**What you will do:** Where does the string "bounded" appear in the records? Copy every line that contains it.

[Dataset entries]
■ ■ ■ ■ ■ ■ ■

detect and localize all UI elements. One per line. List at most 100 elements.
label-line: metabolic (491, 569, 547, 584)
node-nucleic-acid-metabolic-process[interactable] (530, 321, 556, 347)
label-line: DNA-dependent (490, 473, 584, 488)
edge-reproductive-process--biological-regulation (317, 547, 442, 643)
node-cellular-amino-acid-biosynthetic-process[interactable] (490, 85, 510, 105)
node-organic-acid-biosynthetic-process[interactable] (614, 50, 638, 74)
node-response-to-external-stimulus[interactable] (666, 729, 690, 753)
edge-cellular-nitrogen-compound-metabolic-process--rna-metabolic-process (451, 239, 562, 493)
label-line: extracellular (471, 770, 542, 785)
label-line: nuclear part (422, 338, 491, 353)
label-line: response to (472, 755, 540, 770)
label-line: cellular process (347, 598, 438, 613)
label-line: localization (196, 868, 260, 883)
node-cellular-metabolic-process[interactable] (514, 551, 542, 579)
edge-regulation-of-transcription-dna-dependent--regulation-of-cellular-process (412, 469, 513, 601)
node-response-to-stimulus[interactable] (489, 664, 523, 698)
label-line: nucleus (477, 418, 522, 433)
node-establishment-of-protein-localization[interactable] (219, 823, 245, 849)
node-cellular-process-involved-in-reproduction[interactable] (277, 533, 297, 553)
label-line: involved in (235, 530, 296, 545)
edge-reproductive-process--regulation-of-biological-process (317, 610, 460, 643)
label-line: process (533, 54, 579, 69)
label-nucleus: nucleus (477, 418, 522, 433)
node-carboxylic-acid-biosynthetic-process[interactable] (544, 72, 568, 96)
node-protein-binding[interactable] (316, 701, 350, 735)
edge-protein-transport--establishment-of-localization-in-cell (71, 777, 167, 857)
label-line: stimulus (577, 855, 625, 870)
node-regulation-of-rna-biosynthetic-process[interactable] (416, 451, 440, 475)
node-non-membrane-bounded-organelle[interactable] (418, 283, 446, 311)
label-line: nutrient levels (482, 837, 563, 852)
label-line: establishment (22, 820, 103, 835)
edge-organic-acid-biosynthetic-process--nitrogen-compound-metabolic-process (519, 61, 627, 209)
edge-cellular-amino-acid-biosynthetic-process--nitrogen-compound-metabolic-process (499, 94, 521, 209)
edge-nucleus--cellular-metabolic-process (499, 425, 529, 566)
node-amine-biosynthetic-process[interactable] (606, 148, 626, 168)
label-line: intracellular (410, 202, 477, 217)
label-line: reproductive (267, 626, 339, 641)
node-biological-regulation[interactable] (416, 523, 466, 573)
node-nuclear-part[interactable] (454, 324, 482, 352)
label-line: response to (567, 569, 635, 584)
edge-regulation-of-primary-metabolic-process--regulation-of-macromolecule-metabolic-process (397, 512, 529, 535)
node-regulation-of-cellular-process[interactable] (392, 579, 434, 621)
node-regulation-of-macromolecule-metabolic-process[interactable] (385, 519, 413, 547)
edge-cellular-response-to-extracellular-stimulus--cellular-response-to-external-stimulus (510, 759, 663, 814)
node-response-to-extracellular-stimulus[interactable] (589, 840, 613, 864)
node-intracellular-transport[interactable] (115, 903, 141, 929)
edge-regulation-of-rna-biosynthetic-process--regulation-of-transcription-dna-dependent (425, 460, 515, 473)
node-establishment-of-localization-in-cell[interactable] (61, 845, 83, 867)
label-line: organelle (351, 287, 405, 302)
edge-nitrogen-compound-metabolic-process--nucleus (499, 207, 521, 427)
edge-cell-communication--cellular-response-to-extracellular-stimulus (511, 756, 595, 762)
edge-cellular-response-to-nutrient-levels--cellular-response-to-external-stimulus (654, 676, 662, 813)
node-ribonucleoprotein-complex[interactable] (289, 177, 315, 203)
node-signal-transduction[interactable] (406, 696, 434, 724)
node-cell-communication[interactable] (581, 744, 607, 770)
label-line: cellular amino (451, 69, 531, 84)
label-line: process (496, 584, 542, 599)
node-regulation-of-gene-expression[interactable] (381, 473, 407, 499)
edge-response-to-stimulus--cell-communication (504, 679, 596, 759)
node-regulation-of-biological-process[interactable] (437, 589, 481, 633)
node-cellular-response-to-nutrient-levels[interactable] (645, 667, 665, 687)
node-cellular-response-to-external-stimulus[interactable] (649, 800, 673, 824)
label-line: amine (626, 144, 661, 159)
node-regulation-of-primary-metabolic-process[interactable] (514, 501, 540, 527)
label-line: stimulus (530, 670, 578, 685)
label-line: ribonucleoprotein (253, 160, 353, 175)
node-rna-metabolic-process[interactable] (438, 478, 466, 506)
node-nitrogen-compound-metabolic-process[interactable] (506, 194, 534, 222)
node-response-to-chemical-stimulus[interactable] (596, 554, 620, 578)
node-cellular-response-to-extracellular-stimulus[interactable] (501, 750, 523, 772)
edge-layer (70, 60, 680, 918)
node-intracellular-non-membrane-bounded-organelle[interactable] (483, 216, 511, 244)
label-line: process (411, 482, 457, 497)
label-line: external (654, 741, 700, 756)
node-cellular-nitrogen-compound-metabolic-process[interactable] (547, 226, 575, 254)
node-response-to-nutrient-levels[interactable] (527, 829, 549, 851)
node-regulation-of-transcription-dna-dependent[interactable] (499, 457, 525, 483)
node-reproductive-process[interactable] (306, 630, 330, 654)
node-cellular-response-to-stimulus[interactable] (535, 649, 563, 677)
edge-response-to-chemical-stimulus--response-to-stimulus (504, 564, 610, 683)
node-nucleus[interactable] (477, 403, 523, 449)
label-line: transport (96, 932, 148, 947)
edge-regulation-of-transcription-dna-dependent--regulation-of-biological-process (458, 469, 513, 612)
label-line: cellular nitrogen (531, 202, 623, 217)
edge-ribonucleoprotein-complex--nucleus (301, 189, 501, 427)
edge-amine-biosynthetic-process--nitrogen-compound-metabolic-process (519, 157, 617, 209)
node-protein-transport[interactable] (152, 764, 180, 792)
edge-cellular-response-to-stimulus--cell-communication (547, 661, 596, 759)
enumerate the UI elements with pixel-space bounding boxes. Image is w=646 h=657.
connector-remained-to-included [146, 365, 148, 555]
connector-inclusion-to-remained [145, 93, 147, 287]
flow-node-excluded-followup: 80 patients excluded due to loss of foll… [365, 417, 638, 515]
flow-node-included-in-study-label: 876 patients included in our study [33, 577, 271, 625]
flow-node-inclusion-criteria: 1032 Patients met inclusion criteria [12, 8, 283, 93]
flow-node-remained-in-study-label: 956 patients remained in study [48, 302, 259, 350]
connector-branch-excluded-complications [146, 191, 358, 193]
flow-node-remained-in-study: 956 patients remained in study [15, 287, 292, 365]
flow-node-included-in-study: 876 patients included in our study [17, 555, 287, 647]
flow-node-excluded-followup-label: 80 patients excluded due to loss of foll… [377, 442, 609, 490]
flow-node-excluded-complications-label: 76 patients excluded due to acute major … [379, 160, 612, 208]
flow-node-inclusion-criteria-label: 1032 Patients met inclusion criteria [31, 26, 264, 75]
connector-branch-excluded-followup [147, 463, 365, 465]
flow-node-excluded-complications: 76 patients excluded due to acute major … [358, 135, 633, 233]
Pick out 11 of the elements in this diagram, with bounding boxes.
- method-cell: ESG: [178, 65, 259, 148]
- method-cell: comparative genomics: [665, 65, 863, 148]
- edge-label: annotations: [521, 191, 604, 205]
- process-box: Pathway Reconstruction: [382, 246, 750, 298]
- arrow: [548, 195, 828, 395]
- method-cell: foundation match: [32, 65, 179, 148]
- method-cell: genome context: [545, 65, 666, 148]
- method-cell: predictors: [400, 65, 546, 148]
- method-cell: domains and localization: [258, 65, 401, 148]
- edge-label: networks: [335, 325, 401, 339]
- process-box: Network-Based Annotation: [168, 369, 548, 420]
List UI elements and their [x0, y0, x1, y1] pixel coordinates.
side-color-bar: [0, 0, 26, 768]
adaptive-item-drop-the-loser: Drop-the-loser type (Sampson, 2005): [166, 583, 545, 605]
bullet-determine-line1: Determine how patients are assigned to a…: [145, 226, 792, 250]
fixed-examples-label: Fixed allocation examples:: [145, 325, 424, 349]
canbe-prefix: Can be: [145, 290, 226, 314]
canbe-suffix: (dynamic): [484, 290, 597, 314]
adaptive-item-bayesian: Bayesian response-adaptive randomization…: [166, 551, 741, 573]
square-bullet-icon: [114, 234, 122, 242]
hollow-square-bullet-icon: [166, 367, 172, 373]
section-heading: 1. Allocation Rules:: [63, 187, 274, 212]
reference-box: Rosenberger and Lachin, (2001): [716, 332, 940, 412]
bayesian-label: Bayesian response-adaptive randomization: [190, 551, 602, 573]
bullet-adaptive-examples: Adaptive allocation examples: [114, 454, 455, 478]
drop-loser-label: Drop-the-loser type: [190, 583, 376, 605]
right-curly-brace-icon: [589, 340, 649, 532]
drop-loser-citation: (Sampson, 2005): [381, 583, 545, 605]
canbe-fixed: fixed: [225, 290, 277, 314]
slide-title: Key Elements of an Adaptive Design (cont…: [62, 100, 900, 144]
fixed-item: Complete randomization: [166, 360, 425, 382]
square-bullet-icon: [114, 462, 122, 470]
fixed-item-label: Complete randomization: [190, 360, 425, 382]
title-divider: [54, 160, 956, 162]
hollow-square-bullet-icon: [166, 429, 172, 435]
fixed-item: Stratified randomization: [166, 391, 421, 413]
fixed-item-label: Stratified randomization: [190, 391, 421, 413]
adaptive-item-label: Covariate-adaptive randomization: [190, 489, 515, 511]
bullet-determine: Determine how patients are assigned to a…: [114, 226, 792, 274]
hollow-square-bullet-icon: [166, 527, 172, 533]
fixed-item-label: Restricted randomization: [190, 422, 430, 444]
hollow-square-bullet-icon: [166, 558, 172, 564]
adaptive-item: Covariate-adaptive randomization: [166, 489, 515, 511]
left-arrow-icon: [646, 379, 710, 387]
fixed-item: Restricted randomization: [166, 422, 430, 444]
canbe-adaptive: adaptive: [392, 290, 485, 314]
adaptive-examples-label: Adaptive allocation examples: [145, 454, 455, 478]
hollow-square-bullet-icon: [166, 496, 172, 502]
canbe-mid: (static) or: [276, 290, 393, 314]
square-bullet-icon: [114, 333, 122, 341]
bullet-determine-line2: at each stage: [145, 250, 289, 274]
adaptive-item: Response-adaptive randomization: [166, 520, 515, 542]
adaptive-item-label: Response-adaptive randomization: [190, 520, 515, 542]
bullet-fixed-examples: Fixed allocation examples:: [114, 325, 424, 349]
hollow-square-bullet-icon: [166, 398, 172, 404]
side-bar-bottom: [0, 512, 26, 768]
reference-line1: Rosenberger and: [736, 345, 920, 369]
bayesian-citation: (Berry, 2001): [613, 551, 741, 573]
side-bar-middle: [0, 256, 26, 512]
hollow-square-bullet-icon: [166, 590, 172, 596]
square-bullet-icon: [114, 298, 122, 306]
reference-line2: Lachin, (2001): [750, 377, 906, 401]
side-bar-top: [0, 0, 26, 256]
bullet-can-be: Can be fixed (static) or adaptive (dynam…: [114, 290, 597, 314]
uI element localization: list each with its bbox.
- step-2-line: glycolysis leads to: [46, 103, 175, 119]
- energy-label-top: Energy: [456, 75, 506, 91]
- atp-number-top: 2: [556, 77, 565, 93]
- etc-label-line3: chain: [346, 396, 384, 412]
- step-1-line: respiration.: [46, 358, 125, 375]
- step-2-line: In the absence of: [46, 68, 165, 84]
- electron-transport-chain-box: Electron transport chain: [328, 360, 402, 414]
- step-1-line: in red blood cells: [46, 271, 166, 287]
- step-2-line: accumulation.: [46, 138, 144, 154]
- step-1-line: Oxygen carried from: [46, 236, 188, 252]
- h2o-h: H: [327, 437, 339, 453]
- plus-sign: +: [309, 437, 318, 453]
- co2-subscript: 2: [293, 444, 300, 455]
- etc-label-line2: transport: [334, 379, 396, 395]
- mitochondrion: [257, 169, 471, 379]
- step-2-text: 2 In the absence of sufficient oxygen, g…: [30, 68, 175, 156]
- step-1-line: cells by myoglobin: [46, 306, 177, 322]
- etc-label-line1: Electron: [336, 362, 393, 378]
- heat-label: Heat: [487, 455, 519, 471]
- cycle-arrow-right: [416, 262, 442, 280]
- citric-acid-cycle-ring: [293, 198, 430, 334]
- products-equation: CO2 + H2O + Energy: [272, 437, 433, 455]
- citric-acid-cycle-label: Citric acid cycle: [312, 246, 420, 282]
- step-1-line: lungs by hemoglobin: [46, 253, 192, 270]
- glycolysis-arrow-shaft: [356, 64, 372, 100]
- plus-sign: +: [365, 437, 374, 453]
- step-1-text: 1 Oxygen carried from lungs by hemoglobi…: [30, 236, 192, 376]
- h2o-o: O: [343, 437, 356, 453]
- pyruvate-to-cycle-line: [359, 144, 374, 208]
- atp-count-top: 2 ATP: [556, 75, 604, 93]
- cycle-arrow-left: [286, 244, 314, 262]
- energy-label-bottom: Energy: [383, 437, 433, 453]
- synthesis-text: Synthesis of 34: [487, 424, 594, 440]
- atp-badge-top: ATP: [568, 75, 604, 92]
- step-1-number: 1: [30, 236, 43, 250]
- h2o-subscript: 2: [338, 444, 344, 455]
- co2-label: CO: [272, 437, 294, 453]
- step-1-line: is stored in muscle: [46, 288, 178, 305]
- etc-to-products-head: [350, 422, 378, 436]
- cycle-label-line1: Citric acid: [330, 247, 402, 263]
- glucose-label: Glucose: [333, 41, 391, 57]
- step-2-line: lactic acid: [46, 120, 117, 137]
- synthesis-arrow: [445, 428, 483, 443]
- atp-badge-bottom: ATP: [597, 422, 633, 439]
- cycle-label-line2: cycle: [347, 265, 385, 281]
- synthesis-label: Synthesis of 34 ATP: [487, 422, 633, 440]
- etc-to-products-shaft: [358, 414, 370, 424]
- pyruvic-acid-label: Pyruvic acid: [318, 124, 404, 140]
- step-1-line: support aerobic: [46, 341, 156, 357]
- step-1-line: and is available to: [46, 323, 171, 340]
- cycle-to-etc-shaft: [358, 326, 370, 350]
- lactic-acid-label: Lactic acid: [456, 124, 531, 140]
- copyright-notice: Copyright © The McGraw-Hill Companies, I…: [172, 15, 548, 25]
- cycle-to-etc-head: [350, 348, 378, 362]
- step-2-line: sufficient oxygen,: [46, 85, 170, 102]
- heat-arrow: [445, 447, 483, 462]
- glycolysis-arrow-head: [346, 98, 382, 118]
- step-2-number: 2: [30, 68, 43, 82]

■ ■ ■ ■ ■ ■ ■

**Written reply:**
node-non-membrane-bounded-organelle[interactable] (418, 283, 446, 311)
node-intracellular-non-membrane-bounded-organelle[interactable] (483, 216, 511, 244)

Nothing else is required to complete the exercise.